Data entries:
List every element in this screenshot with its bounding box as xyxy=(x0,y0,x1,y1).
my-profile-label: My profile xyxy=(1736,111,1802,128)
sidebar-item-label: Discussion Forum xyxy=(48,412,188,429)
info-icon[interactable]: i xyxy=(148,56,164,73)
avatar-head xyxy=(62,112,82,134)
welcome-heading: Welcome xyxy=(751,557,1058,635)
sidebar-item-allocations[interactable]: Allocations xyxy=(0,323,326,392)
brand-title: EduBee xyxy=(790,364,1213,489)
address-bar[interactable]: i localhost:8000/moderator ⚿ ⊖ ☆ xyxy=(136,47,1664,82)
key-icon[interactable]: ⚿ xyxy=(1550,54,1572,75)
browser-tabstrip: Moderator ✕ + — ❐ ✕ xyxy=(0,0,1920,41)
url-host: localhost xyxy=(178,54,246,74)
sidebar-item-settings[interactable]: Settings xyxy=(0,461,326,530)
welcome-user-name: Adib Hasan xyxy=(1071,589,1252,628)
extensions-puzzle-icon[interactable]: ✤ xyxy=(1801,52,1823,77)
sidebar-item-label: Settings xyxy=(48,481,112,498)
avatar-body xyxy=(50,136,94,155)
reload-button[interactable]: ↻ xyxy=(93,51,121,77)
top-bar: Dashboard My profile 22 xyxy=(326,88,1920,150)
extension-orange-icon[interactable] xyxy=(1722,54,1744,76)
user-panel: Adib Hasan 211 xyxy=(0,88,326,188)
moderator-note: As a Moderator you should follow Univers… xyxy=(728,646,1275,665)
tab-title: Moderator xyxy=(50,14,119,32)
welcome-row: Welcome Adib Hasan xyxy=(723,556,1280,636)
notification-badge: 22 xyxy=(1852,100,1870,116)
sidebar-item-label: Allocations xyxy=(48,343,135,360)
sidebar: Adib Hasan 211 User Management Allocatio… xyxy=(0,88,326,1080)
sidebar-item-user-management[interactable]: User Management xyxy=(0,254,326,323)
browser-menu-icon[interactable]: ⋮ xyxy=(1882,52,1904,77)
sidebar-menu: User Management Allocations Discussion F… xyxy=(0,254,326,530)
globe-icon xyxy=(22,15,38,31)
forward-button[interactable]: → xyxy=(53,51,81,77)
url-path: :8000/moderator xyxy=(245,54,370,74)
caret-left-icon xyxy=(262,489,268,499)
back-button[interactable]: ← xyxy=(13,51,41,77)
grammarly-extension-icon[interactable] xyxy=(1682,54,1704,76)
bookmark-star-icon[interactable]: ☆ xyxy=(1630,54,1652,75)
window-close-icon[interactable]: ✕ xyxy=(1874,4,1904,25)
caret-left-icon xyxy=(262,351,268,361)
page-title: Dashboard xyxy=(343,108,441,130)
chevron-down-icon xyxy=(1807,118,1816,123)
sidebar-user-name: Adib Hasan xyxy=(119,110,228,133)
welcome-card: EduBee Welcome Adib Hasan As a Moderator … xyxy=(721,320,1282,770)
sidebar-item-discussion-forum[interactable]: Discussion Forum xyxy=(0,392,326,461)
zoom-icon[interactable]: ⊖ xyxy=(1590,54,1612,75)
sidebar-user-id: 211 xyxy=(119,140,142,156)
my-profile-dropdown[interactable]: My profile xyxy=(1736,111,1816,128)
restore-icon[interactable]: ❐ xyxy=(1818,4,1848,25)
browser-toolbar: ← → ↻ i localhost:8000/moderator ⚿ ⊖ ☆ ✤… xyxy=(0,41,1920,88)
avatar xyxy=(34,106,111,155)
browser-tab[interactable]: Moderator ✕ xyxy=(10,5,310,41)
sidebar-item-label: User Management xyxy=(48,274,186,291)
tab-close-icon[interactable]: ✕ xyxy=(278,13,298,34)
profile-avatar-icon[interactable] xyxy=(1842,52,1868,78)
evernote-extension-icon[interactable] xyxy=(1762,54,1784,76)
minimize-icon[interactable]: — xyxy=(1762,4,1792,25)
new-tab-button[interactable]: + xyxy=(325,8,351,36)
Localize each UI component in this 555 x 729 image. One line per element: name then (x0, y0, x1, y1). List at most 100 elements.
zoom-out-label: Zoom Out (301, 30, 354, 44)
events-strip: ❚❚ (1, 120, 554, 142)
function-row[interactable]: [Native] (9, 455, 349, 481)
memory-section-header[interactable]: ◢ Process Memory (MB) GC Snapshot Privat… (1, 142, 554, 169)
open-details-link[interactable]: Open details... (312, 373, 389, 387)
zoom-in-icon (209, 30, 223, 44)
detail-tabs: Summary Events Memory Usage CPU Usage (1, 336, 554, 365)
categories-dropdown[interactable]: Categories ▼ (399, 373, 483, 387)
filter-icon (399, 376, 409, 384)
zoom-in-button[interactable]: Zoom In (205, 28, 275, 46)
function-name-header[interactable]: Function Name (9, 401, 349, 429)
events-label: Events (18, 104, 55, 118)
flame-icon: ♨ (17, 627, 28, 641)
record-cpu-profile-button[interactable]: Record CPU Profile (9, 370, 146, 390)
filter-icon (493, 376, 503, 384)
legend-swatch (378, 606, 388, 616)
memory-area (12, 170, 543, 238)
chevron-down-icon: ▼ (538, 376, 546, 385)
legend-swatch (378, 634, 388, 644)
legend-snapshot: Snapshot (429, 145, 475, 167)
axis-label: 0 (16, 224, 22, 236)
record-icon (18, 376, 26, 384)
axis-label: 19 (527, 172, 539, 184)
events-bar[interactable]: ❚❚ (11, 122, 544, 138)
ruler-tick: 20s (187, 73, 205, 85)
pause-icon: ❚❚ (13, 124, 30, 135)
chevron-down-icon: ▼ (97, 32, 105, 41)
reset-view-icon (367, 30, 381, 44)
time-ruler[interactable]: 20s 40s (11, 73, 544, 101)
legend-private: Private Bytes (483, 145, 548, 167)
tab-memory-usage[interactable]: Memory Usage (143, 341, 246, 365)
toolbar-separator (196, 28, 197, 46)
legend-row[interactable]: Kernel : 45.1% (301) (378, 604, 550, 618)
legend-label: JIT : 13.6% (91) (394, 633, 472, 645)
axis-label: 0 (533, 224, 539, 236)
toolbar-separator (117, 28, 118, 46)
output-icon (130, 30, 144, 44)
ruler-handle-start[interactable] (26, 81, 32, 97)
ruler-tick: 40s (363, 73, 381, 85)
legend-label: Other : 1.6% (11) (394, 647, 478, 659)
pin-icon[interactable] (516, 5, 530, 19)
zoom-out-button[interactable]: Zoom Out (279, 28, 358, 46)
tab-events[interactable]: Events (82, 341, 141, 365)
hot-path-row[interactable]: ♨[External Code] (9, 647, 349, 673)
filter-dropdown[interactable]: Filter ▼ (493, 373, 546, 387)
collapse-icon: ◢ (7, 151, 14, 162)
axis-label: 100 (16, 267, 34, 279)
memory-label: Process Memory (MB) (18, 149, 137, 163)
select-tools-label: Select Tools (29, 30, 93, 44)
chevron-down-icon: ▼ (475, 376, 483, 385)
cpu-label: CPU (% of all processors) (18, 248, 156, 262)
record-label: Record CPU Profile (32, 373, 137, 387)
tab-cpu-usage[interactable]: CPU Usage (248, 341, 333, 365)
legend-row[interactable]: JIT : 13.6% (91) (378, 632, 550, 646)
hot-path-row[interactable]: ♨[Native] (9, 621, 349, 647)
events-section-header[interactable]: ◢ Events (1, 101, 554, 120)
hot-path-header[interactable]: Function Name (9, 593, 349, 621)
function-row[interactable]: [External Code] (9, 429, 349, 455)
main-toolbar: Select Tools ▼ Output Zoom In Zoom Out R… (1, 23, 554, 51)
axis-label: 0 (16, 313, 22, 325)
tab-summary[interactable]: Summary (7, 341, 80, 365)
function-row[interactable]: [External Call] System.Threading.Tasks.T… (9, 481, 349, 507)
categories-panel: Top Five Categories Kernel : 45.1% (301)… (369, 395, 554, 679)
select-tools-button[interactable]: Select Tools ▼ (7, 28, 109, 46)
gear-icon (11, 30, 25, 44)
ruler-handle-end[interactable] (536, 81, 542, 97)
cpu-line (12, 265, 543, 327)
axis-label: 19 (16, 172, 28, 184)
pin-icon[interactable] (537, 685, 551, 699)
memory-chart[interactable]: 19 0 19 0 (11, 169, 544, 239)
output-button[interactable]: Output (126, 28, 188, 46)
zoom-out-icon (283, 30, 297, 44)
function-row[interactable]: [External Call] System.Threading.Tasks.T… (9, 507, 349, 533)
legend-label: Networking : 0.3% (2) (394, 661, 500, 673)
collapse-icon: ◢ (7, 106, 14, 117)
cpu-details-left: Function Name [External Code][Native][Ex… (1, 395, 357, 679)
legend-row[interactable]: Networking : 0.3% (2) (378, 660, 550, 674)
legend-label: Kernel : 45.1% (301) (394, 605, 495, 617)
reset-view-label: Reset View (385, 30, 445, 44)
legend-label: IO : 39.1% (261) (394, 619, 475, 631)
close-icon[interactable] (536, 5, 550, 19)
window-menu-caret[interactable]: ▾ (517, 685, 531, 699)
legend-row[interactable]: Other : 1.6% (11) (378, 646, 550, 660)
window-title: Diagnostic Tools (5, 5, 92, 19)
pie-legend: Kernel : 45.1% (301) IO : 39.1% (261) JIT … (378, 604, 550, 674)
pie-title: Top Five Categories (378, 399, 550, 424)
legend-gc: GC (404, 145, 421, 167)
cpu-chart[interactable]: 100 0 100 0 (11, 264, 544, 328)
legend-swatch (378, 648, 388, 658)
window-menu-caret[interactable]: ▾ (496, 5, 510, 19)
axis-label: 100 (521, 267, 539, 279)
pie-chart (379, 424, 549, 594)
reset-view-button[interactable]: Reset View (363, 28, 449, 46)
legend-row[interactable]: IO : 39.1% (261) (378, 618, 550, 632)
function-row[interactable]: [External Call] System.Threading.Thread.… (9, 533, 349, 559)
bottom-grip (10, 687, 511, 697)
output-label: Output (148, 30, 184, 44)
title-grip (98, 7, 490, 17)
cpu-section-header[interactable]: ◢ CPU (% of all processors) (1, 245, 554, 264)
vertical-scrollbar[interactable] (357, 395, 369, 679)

Written request: Put the part of the listing above that opens with its first line and closes with the line containing "address-bar[interactable]: i localhost:8000/moderator" into a numbered list, leaving out any blank lines.

Correct output:
1. List every element in this screenshot with its bounding box as xyxy=(x0,y0,x1,y1).
2. my-profile-label: My profile xyxy=(1736,111,1802,128)
3. sidebar-item-label: Discussion Forum xyxy=(48,412,188,429)
4. info-icon[interactable]: i xyxy=(148,56,164,73)
5. avatar-head xyxy=(62,112,82,134)
6. welcome-heading: Welcome xyxy=(751,557,1058,635)
7. sidebar-item-allocations[interactable]: Allocations xyxy=(0,323,326,392)
8. brand-title: EduBee xyxy=(790,364,1213,489)
9. address-bar[interactable]: i localhost:8000/moderator ⚿ ⊖ ☆ xyxy=(136,47,1664,82)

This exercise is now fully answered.